--- begin Passage to read ---

A long time ago, in a village far, far away, my wife and I were invited to spend pascua with a friend in her village on the outskirts of Mexico City. The village had a tradition of re-enacting the story of the arrest, trial and crucifixion of Jesus. Crowds of people came to see the spectacle. And vendors took advantage of the event to turn streets into markets. Since it was Good Friday, dried fish was in high demand. It seemed that everyone was selling,  buying, and eating dried fish — mostly carp — on tortillas. The smell of fish and swarms of flies filled the air. My gag reflexes were on high alert. We made our way from the plaza down to our friend’s house where we had been invited to eat. Her grandmother sat us down at the table and served us lunch. A salad of cactus and stewed tomatoes, served alongside dried fish, with a stack of tortillas, and bowls of salsa. A lump formed in my throat and a cold sweat formed on my face. All I could think about was all the flies crawling on the fish baking in the sun at the market. It took all we had to eat firsts and seconds of fish and tortillas with the family at the time of the Passover, Easter weekend 1991. Here’s a pro-tip for you in case you ever find yourself in a situation like that: sprinkle salt in every tortilla you eat, and eat as many tortillas as you can, smile as much as possible, and thank God for the experience.

--- end Passage to read ---
--- begin Data provided ---

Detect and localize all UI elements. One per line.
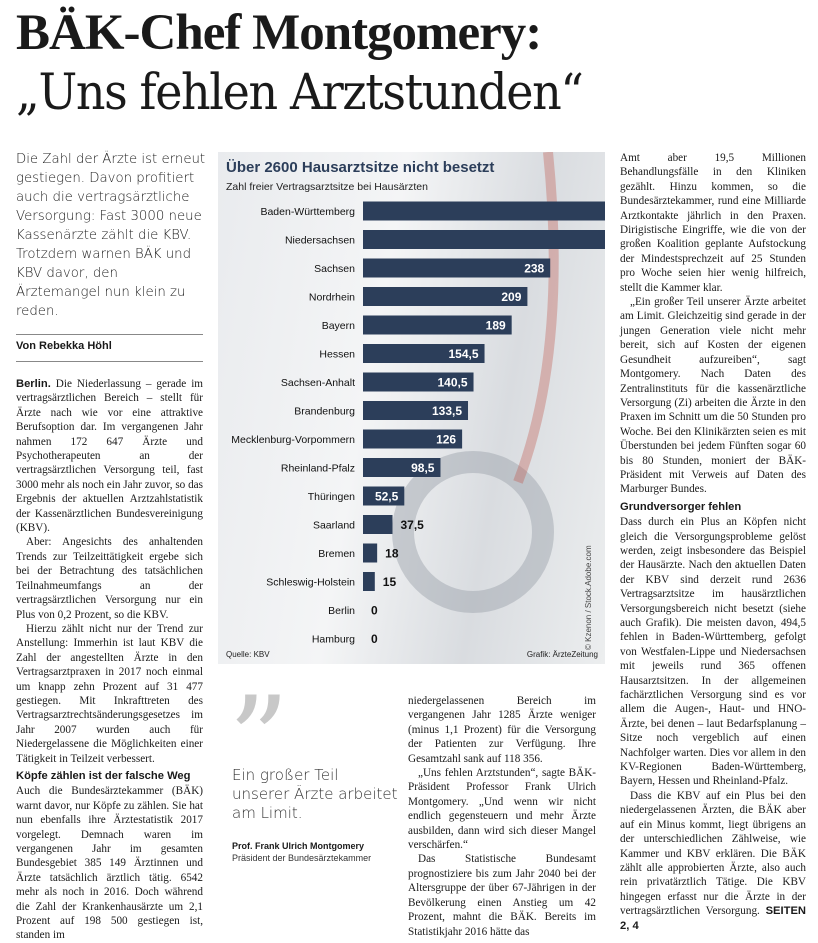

--- end Data provided ---

**Stated exercise**: Please carry the Good Friday story on past its final sentence. The data has nothing to do with the Good Friday story.

**Exercise response**:
The story we are going to look at today reminded of that experience because it mentions Passover, fish, and bread.

This week we will look at the story of the sign of Jesus multiplying the bread and fish to feed a crowd. Then, over the next two weeks we will look at the meaning of the sign. That means that today you will hear more about what you should believe than about what you should do.

Our sermon text for today is John 6:1-15. It is printed in your worship order if you would like to follow along.

If you are willing and able, I invite you to stand and pay close attention to God’s Holy Word.

After this Jesus went away to the other side of the Sea of Galilee, which is the Sea of Tiberias. And a large crowd was following him, because they saw the signs that he was doing on the sick. Jesus went up on the mountain, and there he sat down with his disciples. Now the Passover, the feast of the Jews, was at hand. Lifting up his eyes, then, and seeing that a large crowd was coming toward him, Jesus said to Philip, “Where are we to buy bread, so that these people may eat?” He said this to test him, for he himself knew what he would do. Philip answered him, “Two hundred denarii worth of bread would not be enough for each of them to get a little.” One of his disciples, Andrew, Simon Peter’s brother, said to him, “There is a boy here who has five barley loaves and two fish, but what are they for so many?” Jesus said, “Have the people sit down.” Now there was much grass in the place. So the men sat down, about five thousand in number. Jesus then took the loaves, and when he had given thanks, he distributed them to those who were seated. So also the fish, as much as they wanted. And when they had eaten their fill, he told his disciples, “Gather up the leftover fragments, that nothing may be lost.” So they gathered them up and filled twelve baskets with fragments from the five barley loaves left by those who had eaten. When the people saw the sign that he had done, they said, “This is indeed the Prophet who is to come into the world!” Perceiving then that they were about to come and take him by force to make him king, Jesus withdrew again to the mountain by himself. (John 6:1-15 ESV)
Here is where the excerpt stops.